■ **YOUR TASK**:
Gather up all lines that carry the word "series".
--- GIVEN DATA ---
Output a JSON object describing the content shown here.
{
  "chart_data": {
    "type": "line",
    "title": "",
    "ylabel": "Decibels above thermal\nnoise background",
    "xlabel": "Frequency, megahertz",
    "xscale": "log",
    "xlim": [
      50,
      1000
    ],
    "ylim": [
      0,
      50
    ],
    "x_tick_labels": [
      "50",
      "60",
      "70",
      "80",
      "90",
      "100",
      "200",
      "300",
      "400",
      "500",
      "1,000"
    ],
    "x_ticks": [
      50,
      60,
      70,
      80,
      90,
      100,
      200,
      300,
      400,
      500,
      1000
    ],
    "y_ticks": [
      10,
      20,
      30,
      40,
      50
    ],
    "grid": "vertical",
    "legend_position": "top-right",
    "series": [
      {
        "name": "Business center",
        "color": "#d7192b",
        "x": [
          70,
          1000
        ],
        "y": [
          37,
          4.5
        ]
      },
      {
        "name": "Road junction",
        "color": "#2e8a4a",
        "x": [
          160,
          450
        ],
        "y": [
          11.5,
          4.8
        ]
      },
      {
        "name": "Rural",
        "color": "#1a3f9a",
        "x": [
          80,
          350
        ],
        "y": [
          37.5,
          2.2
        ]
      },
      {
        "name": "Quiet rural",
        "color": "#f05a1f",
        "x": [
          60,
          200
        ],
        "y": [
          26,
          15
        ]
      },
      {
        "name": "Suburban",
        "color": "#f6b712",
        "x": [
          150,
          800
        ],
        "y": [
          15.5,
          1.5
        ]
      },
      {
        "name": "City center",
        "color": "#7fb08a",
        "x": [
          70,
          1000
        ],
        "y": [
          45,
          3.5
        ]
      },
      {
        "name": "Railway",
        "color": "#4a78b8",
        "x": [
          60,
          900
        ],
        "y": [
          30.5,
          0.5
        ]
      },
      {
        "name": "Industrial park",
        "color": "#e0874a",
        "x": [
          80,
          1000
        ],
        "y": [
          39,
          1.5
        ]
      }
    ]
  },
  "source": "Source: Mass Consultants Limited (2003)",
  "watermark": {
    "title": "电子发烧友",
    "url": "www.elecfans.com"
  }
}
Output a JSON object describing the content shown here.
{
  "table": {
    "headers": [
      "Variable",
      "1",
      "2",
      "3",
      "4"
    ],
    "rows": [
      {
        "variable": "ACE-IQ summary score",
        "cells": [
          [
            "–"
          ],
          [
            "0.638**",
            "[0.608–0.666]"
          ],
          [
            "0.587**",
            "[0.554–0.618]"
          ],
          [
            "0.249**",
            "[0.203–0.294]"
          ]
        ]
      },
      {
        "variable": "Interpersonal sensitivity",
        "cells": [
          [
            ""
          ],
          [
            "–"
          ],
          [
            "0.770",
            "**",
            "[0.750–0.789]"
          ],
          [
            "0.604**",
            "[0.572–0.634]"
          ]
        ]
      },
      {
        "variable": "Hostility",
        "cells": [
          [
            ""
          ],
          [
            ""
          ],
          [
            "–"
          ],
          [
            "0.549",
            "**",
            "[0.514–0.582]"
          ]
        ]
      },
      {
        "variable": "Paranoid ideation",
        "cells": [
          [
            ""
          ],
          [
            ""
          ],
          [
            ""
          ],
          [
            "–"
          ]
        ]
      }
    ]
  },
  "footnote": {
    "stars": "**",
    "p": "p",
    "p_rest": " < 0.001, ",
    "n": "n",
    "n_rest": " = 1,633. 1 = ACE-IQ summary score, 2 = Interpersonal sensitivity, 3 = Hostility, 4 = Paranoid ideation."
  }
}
---
--- GIVEN DATA ---
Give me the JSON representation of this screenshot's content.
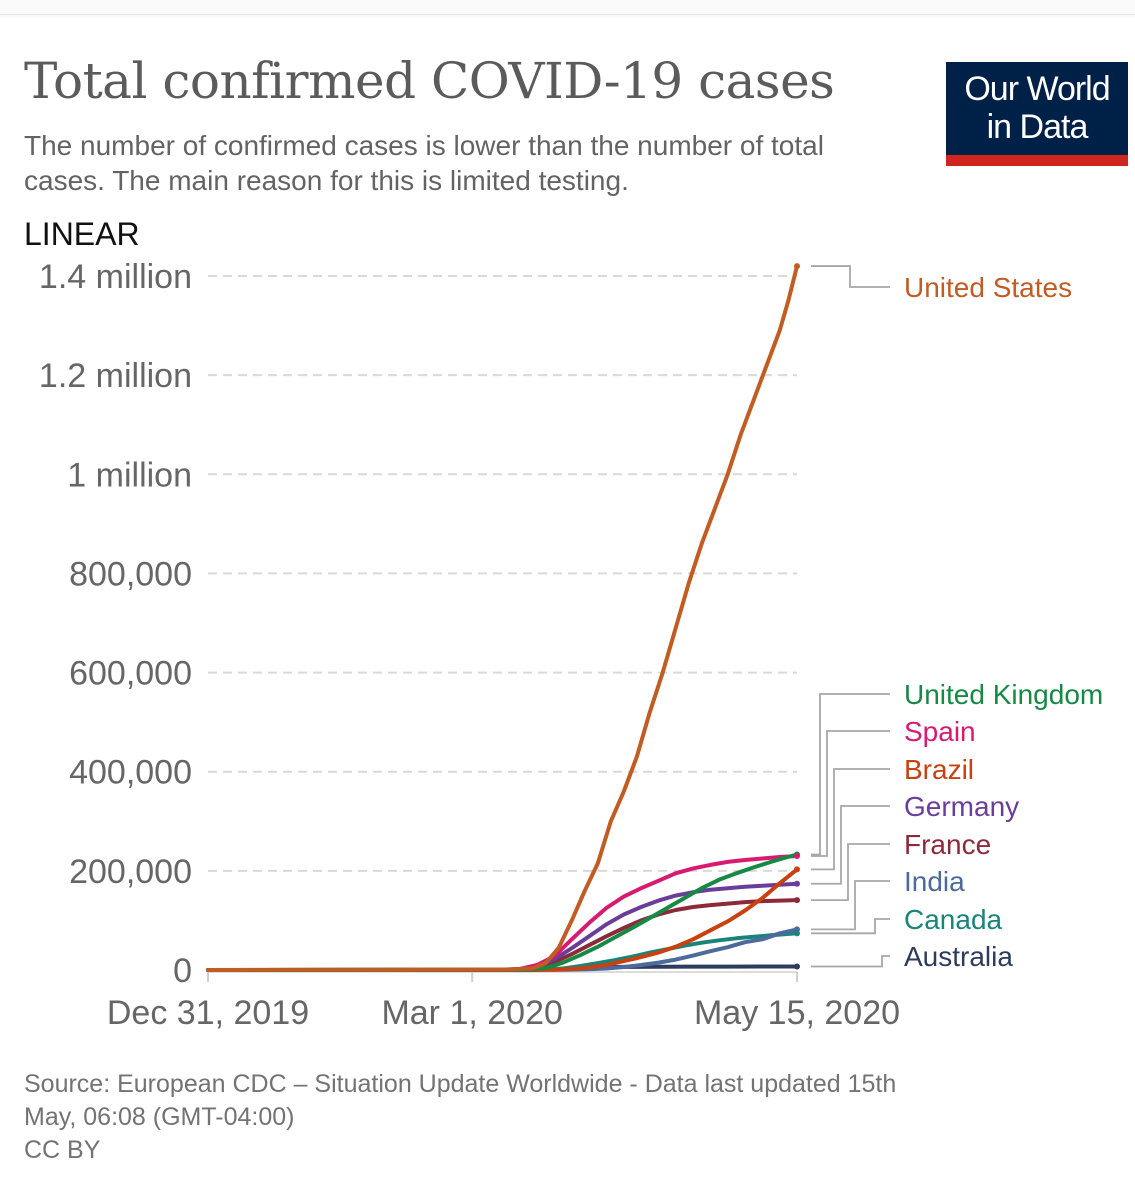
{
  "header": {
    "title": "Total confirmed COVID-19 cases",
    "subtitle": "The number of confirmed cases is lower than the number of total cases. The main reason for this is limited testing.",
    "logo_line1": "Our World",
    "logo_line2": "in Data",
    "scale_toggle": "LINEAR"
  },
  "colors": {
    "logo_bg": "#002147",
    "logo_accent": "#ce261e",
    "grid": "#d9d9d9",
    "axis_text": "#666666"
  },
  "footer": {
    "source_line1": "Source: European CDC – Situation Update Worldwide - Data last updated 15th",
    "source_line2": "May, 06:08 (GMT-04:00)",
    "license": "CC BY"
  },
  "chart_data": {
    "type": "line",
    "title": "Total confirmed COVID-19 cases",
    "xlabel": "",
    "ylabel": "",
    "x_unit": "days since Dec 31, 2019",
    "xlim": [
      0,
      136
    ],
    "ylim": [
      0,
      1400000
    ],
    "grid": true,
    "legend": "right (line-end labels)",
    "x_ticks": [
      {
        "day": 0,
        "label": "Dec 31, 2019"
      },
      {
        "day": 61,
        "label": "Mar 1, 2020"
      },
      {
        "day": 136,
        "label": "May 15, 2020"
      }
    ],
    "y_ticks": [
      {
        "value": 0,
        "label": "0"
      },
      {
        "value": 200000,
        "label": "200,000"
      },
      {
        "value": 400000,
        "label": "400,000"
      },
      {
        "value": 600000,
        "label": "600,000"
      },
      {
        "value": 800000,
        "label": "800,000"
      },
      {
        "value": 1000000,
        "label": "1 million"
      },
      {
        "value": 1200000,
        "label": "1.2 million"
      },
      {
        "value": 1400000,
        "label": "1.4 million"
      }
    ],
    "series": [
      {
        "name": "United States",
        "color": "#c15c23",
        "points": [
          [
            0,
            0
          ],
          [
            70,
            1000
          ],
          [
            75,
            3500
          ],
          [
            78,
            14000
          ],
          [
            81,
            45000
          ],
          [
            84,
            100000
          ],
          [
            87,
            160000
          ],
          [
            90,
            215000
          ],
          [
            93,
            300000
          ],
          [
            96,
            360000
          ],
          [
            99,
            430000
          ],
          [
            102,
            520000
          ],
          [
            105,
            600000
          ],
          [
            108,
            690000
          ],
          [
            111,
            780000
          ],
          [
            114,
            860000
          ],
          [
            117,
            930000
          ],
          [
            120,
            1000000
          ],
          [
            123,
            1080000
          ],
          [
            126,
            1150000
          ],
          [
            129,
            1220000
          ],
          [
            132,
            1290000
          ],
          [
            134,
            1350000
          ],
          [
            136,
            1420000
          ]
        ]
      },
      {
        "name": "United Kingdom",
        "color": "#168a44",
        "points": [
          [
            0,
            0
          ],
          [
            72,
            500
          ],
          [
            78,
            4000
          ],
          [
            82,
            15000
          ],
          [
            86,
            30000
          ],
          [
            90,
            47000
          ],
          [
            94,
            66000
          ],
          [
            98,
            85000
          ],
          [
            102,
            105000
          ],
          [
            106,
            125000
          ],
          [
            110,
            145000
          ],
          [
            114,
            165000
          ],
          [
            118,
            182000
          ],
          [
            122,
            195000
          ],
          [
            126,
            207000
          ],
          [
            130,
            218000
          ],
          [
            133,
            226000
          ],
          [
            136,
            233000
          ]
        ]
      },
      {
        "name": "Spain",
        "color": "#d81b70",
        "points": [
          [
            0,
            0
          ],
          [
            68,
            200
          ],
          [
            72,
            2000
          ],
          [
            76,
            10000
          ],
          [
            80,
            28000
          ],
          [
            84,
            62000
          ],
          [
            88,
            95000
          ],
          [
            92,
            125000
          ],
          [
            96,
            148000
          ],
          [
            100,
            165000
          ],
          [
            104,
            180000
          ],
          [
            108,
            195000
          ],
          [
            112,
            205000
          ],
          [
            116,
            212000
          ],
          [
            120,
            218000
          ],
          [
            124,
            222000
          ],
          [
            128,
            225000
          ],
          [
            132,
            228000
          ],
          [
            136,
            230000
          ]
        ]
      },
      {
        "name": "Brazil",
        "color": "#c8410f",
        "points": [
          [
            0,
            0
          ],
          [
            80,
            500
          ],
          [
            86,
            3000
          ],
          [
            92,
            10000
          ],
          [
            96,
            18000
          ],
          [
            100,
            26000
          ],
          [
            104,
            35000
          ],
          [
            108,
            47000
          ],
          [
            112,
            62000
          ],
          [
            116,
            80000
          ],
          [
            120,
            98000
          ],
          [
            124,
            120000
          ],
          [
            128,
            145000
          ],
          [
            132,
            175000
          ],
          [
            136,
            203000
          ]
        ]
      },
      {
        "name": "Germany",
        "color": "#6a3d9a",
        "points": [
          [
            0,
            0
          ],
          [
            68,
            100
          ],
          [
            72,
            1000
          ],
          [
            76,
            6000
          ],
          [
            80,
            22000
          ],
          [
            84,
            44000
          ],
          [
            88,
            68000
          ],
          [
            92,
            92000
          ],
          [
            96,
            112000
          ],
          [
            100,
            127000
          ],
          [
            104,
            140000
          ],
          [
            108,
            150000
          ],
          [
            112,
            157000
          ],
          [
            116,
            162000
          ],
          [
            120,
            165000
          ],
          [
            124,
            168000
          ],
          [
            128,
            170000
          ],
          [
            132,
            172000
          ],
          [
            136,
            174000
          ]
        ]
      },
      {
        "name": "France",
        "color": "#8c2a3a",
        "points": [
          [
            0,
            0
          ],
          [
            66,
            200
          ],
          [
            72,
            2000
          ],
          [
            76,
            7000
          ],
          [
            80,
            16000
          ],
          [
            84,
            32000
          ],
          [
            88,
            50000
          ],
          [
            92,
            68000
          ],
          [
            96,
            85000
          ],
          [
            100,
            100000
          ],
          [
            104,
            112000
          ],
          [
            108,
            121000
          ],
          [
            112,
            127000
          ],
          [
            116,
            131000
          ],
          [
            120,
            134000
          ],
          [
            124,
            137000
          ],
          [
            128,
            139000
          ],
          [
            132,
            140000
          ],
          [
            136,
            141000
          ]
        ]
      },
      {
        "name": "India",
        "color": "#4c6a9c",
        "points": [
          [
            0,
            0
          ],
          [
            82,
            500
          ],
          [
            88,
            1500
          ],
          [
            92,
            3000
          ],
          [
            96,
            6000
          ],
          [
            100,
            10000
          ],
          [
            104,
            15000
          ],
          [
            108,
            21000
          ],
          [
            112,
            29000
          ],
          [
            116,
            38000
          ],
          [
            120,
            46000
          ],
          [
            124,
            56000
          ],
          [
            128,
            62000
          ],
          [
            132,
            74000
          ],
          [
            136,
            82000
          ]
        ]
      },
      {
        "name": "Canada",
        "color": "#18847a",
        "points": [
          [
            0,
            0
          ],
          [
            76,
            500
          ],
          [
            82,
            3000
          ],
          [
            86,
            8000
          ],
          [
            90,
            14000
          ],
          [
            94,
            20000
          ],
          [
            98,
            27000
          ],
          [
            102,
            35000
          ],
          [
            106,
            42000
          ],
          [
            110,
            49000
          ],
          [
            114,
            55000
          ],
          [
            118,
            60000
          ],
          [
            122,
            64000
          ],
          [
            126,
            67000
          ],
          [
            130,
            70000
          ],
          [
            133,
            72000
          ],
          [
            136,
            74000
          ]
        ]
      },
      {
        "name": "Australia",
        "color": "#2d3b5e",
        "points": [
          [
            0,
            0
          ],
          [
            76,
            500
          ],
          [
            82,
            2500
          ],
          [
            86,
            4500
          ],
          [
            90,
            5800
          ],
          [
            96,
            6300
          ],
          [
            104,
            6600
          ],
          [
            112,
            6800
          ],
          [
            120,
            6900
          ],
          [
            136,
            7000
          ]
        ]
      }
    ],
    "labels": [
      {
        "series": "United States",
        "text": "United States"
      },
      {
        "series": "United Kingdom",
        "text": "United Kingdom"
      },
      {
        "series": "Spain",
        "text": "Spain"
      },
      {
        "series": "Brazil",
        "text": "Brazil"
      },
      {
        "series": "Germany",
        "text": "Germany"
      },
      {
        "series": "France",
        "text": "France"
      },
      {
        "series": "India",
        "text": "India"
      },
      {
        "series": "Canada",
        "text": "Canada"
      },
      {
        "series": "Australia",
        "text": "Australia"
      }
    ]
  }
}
---
■ **SOLUTION**:
    "series": [
    "series": [
        "series": "United States",
        "series": "United Kingdom",
        "series": "Spain",
        "series": "Brazil",
        "series": "Germany",
        "series": "France",
        "series": "India",
        "series": "Canada",
        "series": "Australia",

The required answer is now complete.